Figure record extracts:
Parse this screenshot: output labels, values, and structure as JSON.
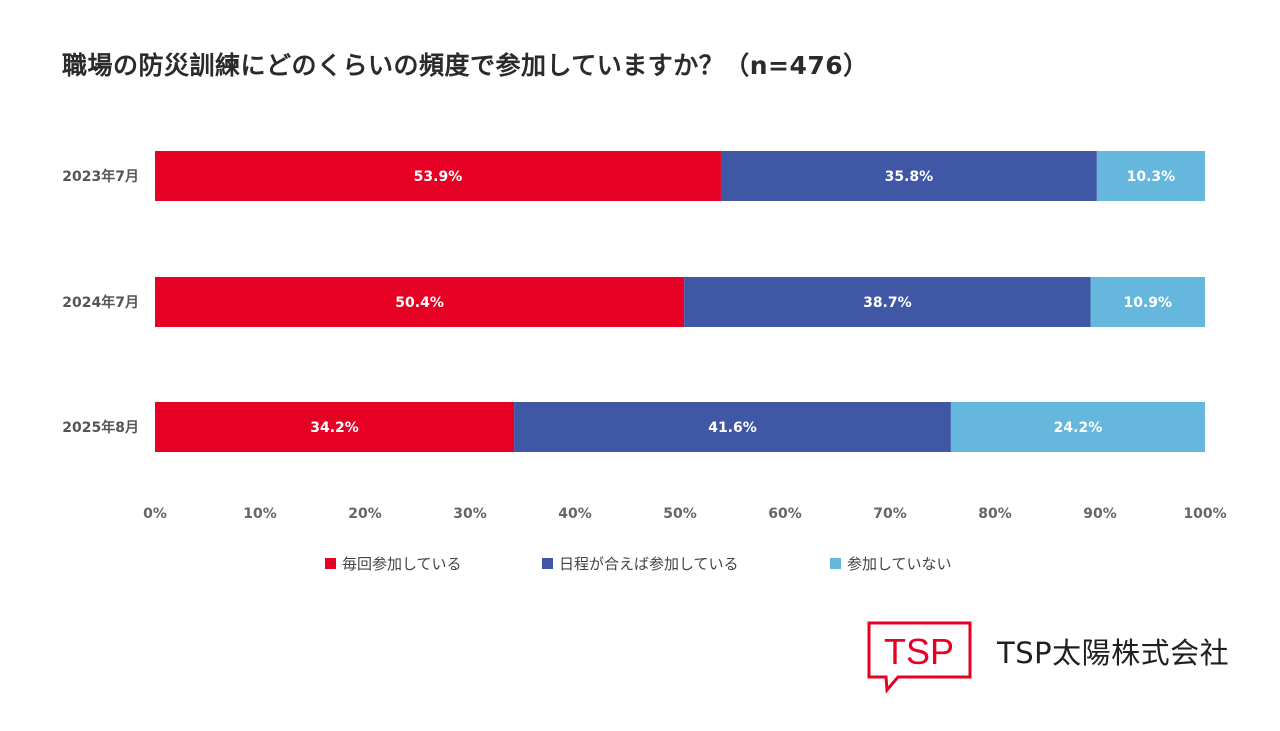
{
  "chart_data": {
    "type": "bar",
    "orientation": "horizontal",
    "stacked": true,
    "title": "職場の防災訓練にどのくらいの頻度で参加していますか？（n=476）",
    "categories": [
      "2023年7月",
      "2024年7月",
      "2025年8月"
    ],
    "series": [
      {
        "name": "毎回参加している",
        "color": "#e60023",
        "values": [
          53.9,
          50.4,
          34.2
        ],
        "labels": [
          "53.9%",
          "50.4%",
          "34.2%"
        ]
      },
      {
        "name": "日程が合えば参加している",
        "color": "#3f57a5",
        "values": [
          35.8,
          38.7,
          41.6
        ],
        "labels": [
          "35.8%",
          "38.7%",
          "41.6%"
        ]
      },
      {
        "name": "参加していない",
        "color": "#66b7de",
        "values": [
          10.3,
          10.9,
          24.2
        ],
        "labels": [
          "10.3%",
          "10.9%",
          "24.2%"
        ]
      }
    ],
    "xlim": [
      0,
      100
    ],
    "xticks": [
      0,
      10,
      20,
      30,
      40,
      50,
      60,
      70,
      80,
      90,
      100
    ],
    "xtick_labels": [
      "0%",
      "10%",
      "20%",
      "30%",
      "40%",
      "50%",
      "60%",
      "70%",
      "80%",
      "90%",
      "100%"
    ],
    "xlabel": "",
    "ylabel": "",
    "grid": false,
    "legend_position": "bottom"
  },
  "branding": {
    "logo_text": "TSP",
    "company_name": "TSP太陽株式会社",
    "logo_color": "#e60023"
  }
}
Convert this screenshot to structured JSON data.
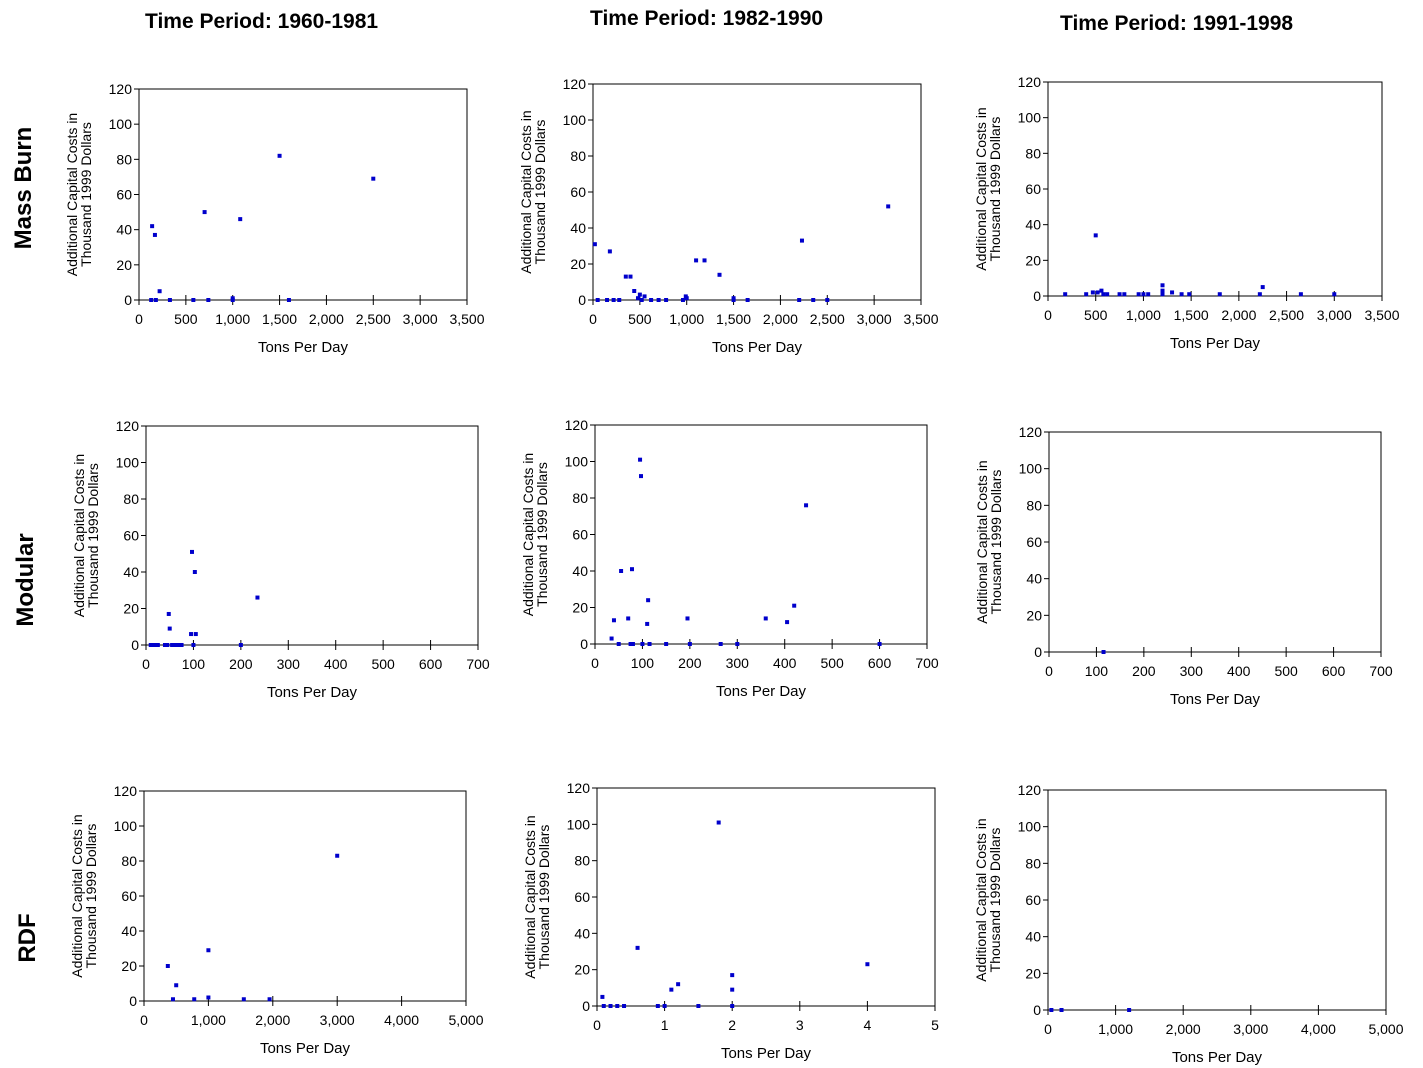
{
  "column_titles": [
    "Time Period: 1960-1981",
    "Time Period: 1982-1990",
    "Time Period: 1991-1998"
  ],
  "row_titles": [
    "Mass Burn",
    "Modular",
    "RDF"
  ],
  "colors": {
    "point": "#0000cc",
    "point_alt": "#aa3300",
    "axis": "#000000"
  },
  "chart_data": [
    {
      "type": "scatter",
      "row": 0,
      "col": 0,
      "xlabel": "Tons Per Day",
      "ylabel": [
        "Additional Capital Costs in",
        "Thousand 1999 Dollars"
      ],
      "xlim": [
        0,
        3500
      ],
      "ylim": [
        0,
        120
      ],
      "xticks": [
        0,
        500,
        1000,
        1500,
        2000,
        2500,
        3000,
        3500
      ],
      "xtick_labels": [
        "0",
        "500",
        "1,000",
        "1,500",
        "2,000",
        "2,500",
        "3,000",
        "3,500"
      ],
      "yticks": [
        0,
        20,
        40,
        60,
        80,
        100,
        120
      ],
      "ytick_labels": [
        "0",
        "20",
        "40",
        "60",
        "80",
        "100",
        "120"
      ],
      "points": [
        {
          "x": 140,
          "y": 42
        },
        {
          "x": 170,
          "y": 37
        },
        {
          "x": 220,
          "y": 5
        },
        {
          "x": 130,
          "y": 0
        },
        {
          "x": 180,
          "y": 0
        },
        {
          "x": 330,
          "y": 0
        },
        {
          "x": 580,
          "y": 0
        },
        {
          "x": 700,
          "y": 50
        },
        {
          "x": 740,
          "y": 0
        },
        {
          "x": 1000,
          "y": 0
        },
        {
          "x": 1000,
          "y": 1
        },
        {
          "x": 1080,
          "y": 46
        },
        {
          "x": 1500,
          "y": 82
        },
        {
          "x": 1600,
          "y": 0
        },
        {
          "x": 2500,
          "y": 69
        }
      ]
    },
    {
      "type": "scatter",
      "row": 0,
      "col": 1,
      "xlabel": "Tons Per Day",
      "ylabel": [
        "Additional Capital Costs in",
        "Thousand 1999 Dollars"
      ],
      "xlim": [
        0,
        3500
      ],
      "ylim": [
        0,
        120
      ],
      "xticks": [
        0,
        500,
        1000,
        1500,
        2000,
        2500,
        3000,
        3500
      ],
      "xtick_labels": [
        "0",
        "500",
        "1,000",
        "1,500",
        "2,000",
        "2,500",
        "3,000",
        "3,500"
      ],
      "yticks": [
        0,
        20,
        40,
        60,
        80,
        100,
        120
      ],
      "ytick_labels": [
        "0",
        "20",
        "40",
        "60",
        "80",
        "100",
        "120"
      ],
      "points": [
        {
          "x": 20,
          "y": 31
        },
        {
          "x": 50,
          "y": 0
        },
        {
          "x": 150,
          "y": 0
        },
        {
          "x": 180,
          "y": 27
        },
        {
          "x": 220,
          "y": 0
        },
        {
          "x": 280,
          "y": 0
        },
        {
          "x": 350,
          "y": 13
        },
        {
          "x": 400,
          "y": 13
        },
        {
          "x": 440,
          "y": 5
        },
        {
          "x": 480,
          "y": 1
        },
        {
          "x": 500,
          "y": 3
        },
        {
          "x": 520,
          "y": 0
        },
        {
          "x": 550,
          "y": 2
        },
        {
          "x": 620,
          "y": 0
        },
        {
          "x": 700,
          "y": 0
        },
        {
          "x": 780,
          "y": 0
        },
        {
          "x": 960,
          "y": 0
        },
        {
          "x": 990,
          "y": 2
        },
        {
          "x": 1000,
          "y": 1
        },
        {
          "x": 1100,
          "y": 22
        },
        {
          "x": 1190,
          "y": 22
        },
        {
          "x": 1350,
          "y": 14
        },
        {
          "x": 1500,
          "y": 1
        },
        {
          "x": 1500,
          "y": 0
        },
        {
          "x": 1650,
          "y": 0
        },
        {
          "x": 2200,
          "y": 0
        },
        {
          "x": 2230,
          "y": 33
        },
        {
          "x": 2350,
          "y": 0
        },
        {
          "x": 2500,
          "y": 0
        },
        {
          "x": 3150,
          "y": 52
        }
      ]
    },
    {
      "type": "scatter",
      "row": 0,
      "col": 2,
      "xlabel": "Tons Per Day",
      "ylabel": [
        "Additional Capital Costs in",
        "Thousand 1999 Dollars"
      ],
      "xlim": [
        0,
        3500
      ],
      "ylim": [
        0,
        120
      ],
      "xticks": [
        0,
        500,
        1000,
        1500,
        2000,
        2500,
        3000,
        3500
      ],
      "xtick_labels": [
        "0",
        "500",
        "1,000",
        "1,500",
        "2,000",
        "2,500",
        "3,000",
        "3,500"
      ],
      "yticks": [
        0,
        20,
        40,
        60,
        80,
        100,
        120
      ],
      "ytick_labels": [
        "0",
        "20",
        "40",
        "60",
        "80",
        "100",
        "120"
      ],
      "points": [
        {
          "x": 180,
          "y": 1
        },
        {
          "x": 400,
          "y": 1
        },
        {
          "x": 470,
          "y": 2
        },
        {
          "x": 500,
          "y": 34
        },
        {
          "x": 520,
          "y": 2
        },
        {
          "x": 560,
          "y": 3
        },
        {
          "x": 580,
          "y": 1
        },
        {
          "x": 620,
          "y": 1
        },
        {
          "x": 750,
          "y": 1
        },
        {
          "x": 800,
          "y": 1
        },
        {
          "x": 950,
          "y": 1
        },
        {
          "x": 1000,
          "y": 1
        },
        {
          "x": 1050,
          "y": 1
        },
        {
          "x": 1200,
          "y": 3
        },
        {
          "x": 1200,
          "y": 6
        },
        {
          "x": 1200,
          "y": 1
        },
        {
          "x": 1300,
          "y": 2
        },
        {
          "x": 1400,
          "y": 1
        },
        {
          "x": 1480,
          "y": 1
        },
        {
          "x": 1800,
          "y": 1
        },
        {
          "x": 2220,
          "y": 1
        },
        {
          "x": 2250,
          "y": 5
        },
        {
          "x": 2650,
          "y": 1
        },
        {
          "x": 3000,
          "y": 1
        }
      ]
    },
    {
      "type": "scatter",
      "row": 1,
      "col": 0,
      "xlabel": "Tons Per Day",
      "ylabel": [
        "Additional Capital Costs in",
        "Thousand 1999 Dollars"
      ],
      "xlim": [
        0,
        700
      ],
      "ylim": [
        0,
        120
      ],
      "xticks": [
        0,
        100,
        200,
        300,
        400,
        500,
        600,
        700
      ],
      "xtick_labels": [
        "0",
        "100",
        "200",
        "300",
        "400",
        "500",
        "600",
        "700"
      ],
      "yticks": [
        0,
        20,
        40,
        60,
        80,
        100,
        120
      ],
      "ytick_labels": [
        "0",
        "20",
        "40",
        "60",
        "80",
        "100",
        "120"
      ],
      "points": [
        {
          "x": 10,
          "y": 0
        },
        {
          "x": 15,
          "y": 0
        },
        {
          "x": 20,
          "y": 0
        },
        {
          "x": 25,
          "y": 0
        },
        {
          "x": 40,
          "y": 0
        },
        {
          "x": 45,
          "y": 0
        },
        {
          "x": 48,
          "y": 17
        },
        {
          "x": 50,
          "y": 9
        },
        {
          "x": 55,
          "y": 0
        },
        {
          "x": 60,
          "y": 0
        },
        {
          "x": 65,
          "y": 0
        },
        {
          "x": 70,
          "y": 0
        },
        {
          "x": 75,
          "y": 0
        },
        {
          "x": 95,
          "y": 6
        },
        {
          "x": 97,
          "y": 51
        },
        {
          "x": 100,
          "y": 0
        },
        {
          "x": 103,
          "y": 40
        },
        {
          "x": 105,
          "y": 6
        },
        {
          "x": 200,
          "y": 0
        },
        {
          "x": 235,
          "y": 26
        }
      ]
    },
    {
      "type": "scatter",
      "row": 1,
      "col": 1,
      "xlabel": "Tons Per Day",
      "ylabel": [
        "Additional Capital Costs in",
        "Thousand 1999 Dollars"
      ],
      "xlim": [
        0,
        700
      ],
      "ylim": [
        0,
        120
      ],
      "xticks": [
        0,
        100,
        200,
        300,
        400,
        500,
        600,
        700
      ],
      "xtick_labels": [
        "0",
        "100",
        "200",
        "300",
        "400",
        "500",
        "600",
        "700"
      ],
      "yticks": [
        0,
        20,
        40,
        60,
        80,
        100,
        120
      ],
      "ytick_labels": [
        "0",
        "20",
        "40",
        "60",
        "80",
        "100",
        "120"
      ],
      "points": [
        {
          "x": 35,
          "y": 3
        },
        {
          "x": 40,
          "y": 13
        },
        {
          "x": 50,
          "y": 0
        },
        {
          "x": 55,
          "y": 40
        },
        {
          "x": 70,
          "y": 14
        },
        {
          "x": 75,
          "y": 0
        },
        {
          "x": 78,
          "y": 41
        },
        {
          "x": 80,
          "y": 0
        },
        {
          "x": 95,
          "y": 101
        },
        {
          "x": 97,
          "y": 92
        },
        {
          "x": 100,
          "y": 0
        },
        {
          "x": 110,
          "y": 11
        },
        {
          "x": 112,
          "y": 24
        },
        {
          "x": 115,
          "y": 0
        },
        {
          "x": 150,
          "y": 0
        },
        {
          "x": 195,
          "y": 14
        },
        {
          "x": 200,
          "y": 0
        },
        {
          "x": 265,
          "y": 0
        },
        {
          "x": 300,
          "y": 0
        },
        {
          "x": 360,
          "y": 14
        },
        {
          "x": 405,
          "y": 12
        },
        {
          "x": 420,
          "y": 21
        },
        {
          "x": 445,
          "y": 76
        },
        {
          "x": 600,
          "y": 0
        }
      ]
    },
    {
      "type": "scatter",
      "row": 1,
      "col": 2,
      "xlabel": "Tons Per Day",
      "ylabel": [
        "Additional Capital Costs in",
        "Thousand 1999 Dollars"
      ],
      "xlim": [
        0,
        700
      ],
      "ylim": [
        0,
        120
      ],
      "xticks": [
        0,
        100,
        200,
        300,
        400,
        500,
        600,
        700
      ],
      "xtick_labels": [
        "0",
        "100",
        "200",
        "300",
        "400",
        "500",
        "600",
        "700"
      ],
      "yticks": [
        0,
        20,
        40,
        60,
        80,
        100,
        120
      ],
      "ytick_labels": [
        "0",
        "20",
        "40",
        "60",
        "80",
        "100",
        "120"
      ],
      "points": [
        {
          "x": 115,
          "y": 0
        }
      ]
    },
    {
      "type": "scatter",
      "row": 2,
      "col": 0,
      "xlabel": "Tons Per Day",
      "ylabel": [
        "Additional Capital Costs in",
        "Thousand 1999 Dollars"
      ],
      "xlim": [
        0,
        5000
      ],
      "ylim": [
        0,
        120
      ],
      "xticks": [
        0,
        1000,
        2000,
        3000,
        4000,
        5000
      ],
      "xtick_labels": [
        "0",
        "1,000",
        "2,000",
        "3,000",
        "4,000",
        "5,000"
      ],
      "yticks": [
        0,
        20,
        40,
        60,
        80,
        100,
        120
      ],
      "ytick_labels": [
        "0",
        "20",
        "40",
        "60",
        "80",
        "100",
        "120"
      ],
      "points": [
        {
          "x": 370,
          "y": 20
        },
        {
          "x": 450,
          "y": 1
        },
        {
          "x": 500,
          "y": 9
        },
        {
          "x": 780,
          "y": 1
        },
        {
          "x": 1000,
          "y": 29
        },
        {
          "x": 1000,
          "y": 2
        },
        {
          "x": 1550,
          "y": 1
        },
        {
          "x": 1950,
          "y": 1
        },
        {
          "x": 3000,
          "y": 83
        }
      ]
    },
    {
      "type": "scatter",
      "row": 2,
      "col": 1,
      "xlabel": "Tons Per Day",
      "ylabel": [
        "Additional Capital Costs in",
        "Thousand 1999 Dollars"
      ],
      "xlim": [
        0,
        5
      ],
      "ylim": [
        0,
        120
      ],
      "xticks": [
        0,
        1,
        2,
        3,
        4,
        5
      ],
      "xtick_labels": [
        "0",
        "1",
        "2",
        "3",
        "4",
        "5"
      ],
      "yticks": [
        0,
        20,
        40,
        60,
        80,
        100,
        120
      ],
      "ytick_labels": [
        "0",
        "20",
        "40",
        "60",
        "80",
        "100",
        "120"
      ],
      "points": [
        {
          "x": 0.08,
          "y": 5
        },
        {
          "x": 0.1,
          "y": 0
        },
        {
          "x": 0.2,
          "y": 0
        },
        {
          "x": 0.3,
          "y": 0
        },
        {
          "x": 0.4,
          "y": 0
        },
        {
          "x": 0.6,
          "y": 32
        },
        {
          "x": 0.9,
          "y": 0
        },
        {
          "x": 1.0,
          "y": 0
        },
        {
          "x": 1.1,
          "y": 9
        },
        {
          "x": 1.2,
          "y": 12
        },
        {
          "x": 1.5,
          "y": 0
        },
        {
          "x": 1.8,
          "y": 101
        },
        {
          "x": 2.0,
          "y": 17
        },
        {
          "x": 2.0,
          "y": 9
        },
        {
          "x": 2.0,
          "y": 0
        },
        {
          "x": 4.0,
          "y": 23
        }
      ]
    },
    {
      "type": "scatter",
      "row": 2,
      "col": 2,
      "xlabel": "Tons Per Day",
      "ylabel": [
        "Additional Capital Costs in",
        "Thousand 1999 Dollars"
      ],
      "xlim": [
        0,
        5000
      ],
      "ylim": [
        0,
        120
      ],
      "xticks": [
        0,
        1000,
        2000,
        3000,
        4000,
        5000
      ],
      "xtick_labels": [
        "0",
        "1,000",
        "2,000",
        "3,000",
        "4,000",
        "5,000"
      ],
      "yticks": [
        0,
        20,
        40,
        60,
        80,
        100,
        120
      ],
      "ytick_labels": [
        "0",
        "20",
        "40",
        "60",
        "80",
        "100",
        "120"
      ],
      "points": [
        {
          "x": 50,
          "y": 0
        },
        {
          "x": 200,
          "y": 0
        },
        {
          "x": 1200,
          "y": 0
        }
      ]
    }
  ]
}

* Instructions for the task:
Take every line containing the word "JSON" and copy it.

* Finished answer:
Parse this screenshot: output labels, values, and structure as JSON.
Convert this screenshot to structured JSON data.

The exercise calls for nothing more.